PROBLEM = Take each line that has the word "Dist" and return it.

GIVEN ENTRIES =
-=-=-

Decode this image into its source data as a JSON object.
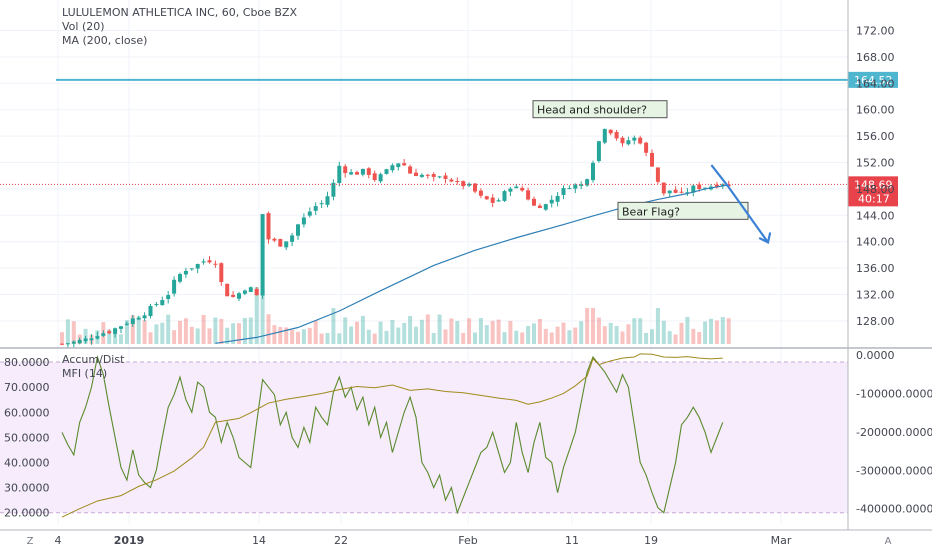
{
  "legend": {
    "symbol": "LULULEMON ATHLETICA INC, 60, Cboe BZX",
    "vol": "Vol (20)",
    "ma": "MA (200, close)",
    "ad": "Accum/Dist",
    "mfi": "MFI (14)"
  },
  "badges": {
    "resistance": "164.52",
    "last_price": "148.69",
    "countdown": "40:17"
  },
  "annotations": {
    "hs": "Head and shoulder?",
    "flag": "Bear Flag?"
  },
  "corner": {
    "left": "Z",
    "right": "A"
  },
  "colors": {
    "up": "#26a69a",
    "down": "#ef5350",
    "ma": "#2f7fb6",
    "resistance": "#4fb6cf",
    "arrow": "#3b82d6",
    "mfi": "#5a8a2e",
    "ad": "#a08a1c",
    "mfi_bg": "#f6ecfb",
    "price_badge": "#e8434b"
  },
  "chart_data": [
    {
      "type": "candlestick",
      "x_tick_labels": [
        "4",
        "2019",
        "14",
        "22",
        "Feb",
        "11",
        "19",
        "Mar"
      ],
      "y_tick_labels": [
        "128.00",
        "132.00",
        "136.00",
        "140.00",
        "144.00",
        "148.00",
        "152.00",
        "156.00",
        "160.00",
        "164.00",
        "168.00",
        "172.00"
      ],
      "ylim": [
        124.5,
        174.5
      ],
      "resistance_level": 164.52,
      "last_price": 148.69,
      "close_path": [
        [
          0,
          124.5
        ],
        [
          2,
          124.8
        ],
        [
          4,
          125.2
        ],
        [
          6,
          126
        ],
        [
          8,
          126.4
        ],
        [
          10,
          127.3
        ],
        [
          12,
          128.3
        ],
        [
          14,
          129.2
        ],
        [
          16,
          130.6
        ],
        [
          18,
          132.1
        ],
        [
          19.4,
          134.6
        ],
        [
          21,
          135.8
        ],
        [
          22.7,
          136.4
        ],
        [
          24.5,
          137.3
        ],
        [
          26,
          136.9
        ],
        [
          27.5,
          132.2
        ],
        [
          29,
          131.6
        ],
        [
          30.5,
          132.5
        ],
        [
          31.5,
          133.4
        ],
        [
          33,
          131.8
        ],
        [
          34,
          144.2
        ],
        [
          35,
          140.4
        ],
        [
          37,
          139.6
        ],
        [
          39,
          141
        ],
        [
          40,
          142.6
        ],
        [
          41.5,
          144
        ],
        [
          42.5,
          145.2
        ],
        [
          44.5,
          146
        ],
        [
          46,
          148.8
        ],
        [
          47,
          151.5
        ],
        [
          48.5,
          150.4
        ],
        [
          50,
          150.4
        ],
        [
          51.5,
          150.8
        ],
        [
          53,
          149.5
        ],
        [
          54.5,
          150.2
        ],
        [
          56,
          151.6
        ],
        [
          57.5,
          152.2
        ],
        [
          59,
          150.4
        ],
        [
          61,
          150.1
        ],
        [
          63,
          149.5
        ],
        [
          65,
          149.8
        ],
        [
          67,
          148.8
        ],
        [
          69,
          148.4
        ],
        [
          71,
          146.7
        ],
        [
          73.5,
          145.8
        ],
        [
          76,
          148.4
        ],
        [
          78,
          147.8
        ],
        [
          80,
          145.4
        ],
        [
          82,
          145.6
        ],
        [
          84,
          147.2
        ],
        [
          86,
          148.5
        ],
        [
          88,
          148.6
        ],
        [
          89.5,
          150.5
        ],
        [
          90.5,
          154.1
        ],
        [
          92,
          157.4
        ],
        [
          93.5,
          156.4
        ],
        [
          95,
          154.6
        ],
        [
          96,
          155.4
        ],
        [
          97.5,
          155.8
        ],
        [
          98.5,
          154.6
        ],
        [
          99.5,
          151.9
        ],
        [
          100.5,
          151.5
        ],
        [
          101.5,
          146.8
        ],
        [
          103,
          147.8
        ],
        [
          105,
          147.1
        ],
        [
          107,
          148.2
        ],
        [
          109,
          148.3
        ],
        [
          110.5,
          148.5
        ],
        [
          112,
          148.9
        ],
        [
          113,
          148.3
        ]
      ],
      "ma200": [
        [
          26,
          124.6
        ],
        [
          33,
          125.5
        ],
        [
          40,
          127
        ],
        [
          47,
          129.5
        ],
        [
          55,
          133
        ],
        [
          63,
          136.4
        ],
        [
          70,
          138.7
        ],
        [
          77,
          140.6
        ],
        [
          85,
          142.6
        ],
        [
          90,
          143.9
        ],
        [
          96,
          145.4
        ],
        [
          101,
          146.4
        ],
        [
          106,
          147.3
        ],
        [
          109,
          148
        ],
        [
          113,
          148.6
        ]
      ],
      "volume_range": [
        0,
        20
      ]
    },
    {
      "type": "line",
      "title": "Accum/Dist / MFI (14)",
      "y_left_tick_labels": [
        "20.0000",
        "30.0000",
        "40.0000",
        "50.0000",
        "60.0000",
        "70.0000",
        "80.0000"
      ],
      "y_right_tick_labels": [
        "0.0000",
        "-100000.0000",
        "-200000.0000",
        "-300000.0000",
        "-400000.0000"
      ],
      "mfi_ylim": [
        15.5,
        84
      ],
      "ad_ylim": [
        -440000,
        8000
      ],
      "mfi_bands": [
        20,
        80
      ],
      "series": [
        {
          "name": "MFI (14)",
          "points": [
            [
              0,
              52
            ],
            [
              1,
              47
            ],
            [
              2,
              43
            ],
            [
              3,
              56
            ],
            [
              4,
              62
            ],
            [
              5,
              70
            ],
            [
              6,
              82
            ],
            [
              7,
              75
            ],
            [
              8,
              62
            ],
            [
              9,
              50
            ],
            [
              10,
              38
            ],
            [
              11,
              33
            ],
            [
              12,
              45
            ],
            [
              13,
              35
            ],
            [
              14,
              32
            ],
            [
              15,
              30
            ],
            [
              16,
              37
            ],
            [
              17,
              50
            ],
            [
              18,
              62
            ],
            [
              19,
              67
            ],
            [
              20,
              74
            ],
            [
              21,
              65
            ],
            [
              22,
              60
            ],
            [
              23,
              72
            ],
            [
              24,
              70
            ],
            [
              25,
              60
            ],
            [
              26,
              58
            ],
            [
              27,
              48
            ],
            [
              28,
              56
            ],
            [
              29,
              50
            ],
            [
              30,
              42
            ],
            [
              31,
              40
            ],
            [
              32,
              38
            ],
            [
              33,
              56
            ],
            [
              34,
              73
            ],
            [
              35,
              70
            ],
            [
              36,
              67
            ],
            [
              37,
              55
            ],
            [
              38,
              60
            ],
            [
              39,
              50
            ],
            [
              40,
              46
            ],
            [
              41,
              54
            ],
            [
              42,
              48
            ],
            [
              43,
              62
            ],
            [
              44,
              58
            ],
            [
              45,
              55
            ],
            [
              46,
              68
            ],
            [
              47,
              74
            ],
            [
              48,
              66
            ],
            [
              49,
              70
            ],
            [
              50,
              61
            ],
            [
              51,
              66
            ],
            [
              52,
              55
            ],
            [
              53,
              62
            ],
            [
              54,
              50
            ],
            [
              55,
              56
            ],
            [
              56,
              44
            ],
            [
              57,
              52
            ],
            [
              58,
              60
            ],
            [
              59,
              66
            ],
            [
              60,
              58
            ],
            [
              61,
              40
            ],
            [
              62,
              36
            ],
            [
              63,
              30
            ],
            [
              64,
              35
            ],
            [
              65,
              25
            ],
            [
              66,
              30
            ],
            [
              67,
              20
            ],
            [
              68,
              26
            ],
            [
              69,
              32
            ],
            [
              70,
              38
            ],
            [
              71,
              44
            ],
            [
              72,
              46
            ],
            [
              73,
              52
            ],
            [
              74,
              44
            ],
            [
              75,
              36
            ],
            [
              76,
              40
            ],
            [
              77,
              56
            ],
            [
              78,
              44
            ],
            [
              79,
              36
            ],
            [
              80,
              48
            ],
            [
              81,
              56
            ],
            [
              82,
              42
            ],
            [
              83,
              40
            ],
            [
              84,
              28
            ],
            [
              85,
              38
            ],
            [
              86,
              45
            ],
            [
              87,
              52
            ],
            [
              88,
              64
            ],
            [
              89,
              76
            ],
            [
              90,
              82
            ],
            [
              91,
              79
            ],
            [
              92,
              76
            ],
            [
              93,
              72
            ],
            [
              94,
              68
            ],
            [
              95,
              75
            ],
            [
              96,
              70
            ],
            [
              97,
              55
            ],
            [
              98,
              40
            ],
            [
              99,
              35
            ],
            [
              100,
              28
            ],
            [
              101,
              22
            ],
            [
              102,
              20
            ],
            [
              103,
              30
            ],
            [
              104,
              40
            ],
            [
              105,
              55
            ],
            [
              106,
              58
            ],
            [
              107,
              62
            ],
            [
              108,
              58
            ],
            [
              109,
              52
            ],
            [
              110,
              44
            ],
            [
              111,
              50
            ],
            [
              112,
              56
            ]
          ]
        },
        {
          "name": "Accum/Dist",
          "points": [
            [
              0,
              -422000
            ],
            [
              3,
              -400000
            ],
            [
              6,
              -380000
            ],
            [
              10,
              -366000
            ],
            [
              13,
              -342000
            ],
            [
              16,
              -325000
            ],
            [
              19,
              -302000
            ],
            [
              22,
              -268000
            ],
            [
              24,
              -240000
            ],
            [
              26,
              -175000
            ],
            [
              28,
              -170000
            ],
            [
              30,
              -165000
            ],
            [
              32,
              -150000
            ],
            [
              35,
              -125000
            ],
            [
              38,
              -115000
            ],
            [
              41,
              -108000
            ],
            [
              44,
              -100000
            ],
            [
              47,
              -90000
            ],
            [
              50,
              -82000
            ],
            [
              53,
              -85000
            ],
            [
              56,
              -78000
            ],
            [
              59,
              -92000
            ],
            [
              62,
              -88000
            ],
            [
              65,
              -95000
            ],
            [
              68,
              -98000
            ],
            [
              71,
              -105000
            ],
            [
              74,
              -112000
            ],
            [
              77,
              -118000
            ],
            [
              79,
              -128000
            ],
            [
              81,
              -122000
            ],
            [
              83,
              -112000
            ],
            [
              85,
              -100000
            ],
            [
              87,
              -80000
            ],
            [
              89,
              -55000
            ],
            [
              90,
              -10000
            ],
            [
              91,
              -25000
            ],
            [
              93,
              -15000
            ],
            [
              95,
              -8000
            ],
            [
              97,
              -5000
            ],
            [
              98,
              3000
            ],
            [
              100,
              2000
            ],
            [
              102,
              -5000
            ],
            [
              104,
              -6000
            ],
            [
              106,
              -4000
            ],
            [
              108,
              -8000
            ],
            [
              110,
              -10000
            ],
            [
              112,
              -8000
            ]
          ]
        }
      ]
    }
  ]
}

-=-=-

WRITTEN RESPONSE =
    "ad": "Accum/Dist",
      "title": "Accum/Dist / MFI (14)",
          "name": "Accum/Dist",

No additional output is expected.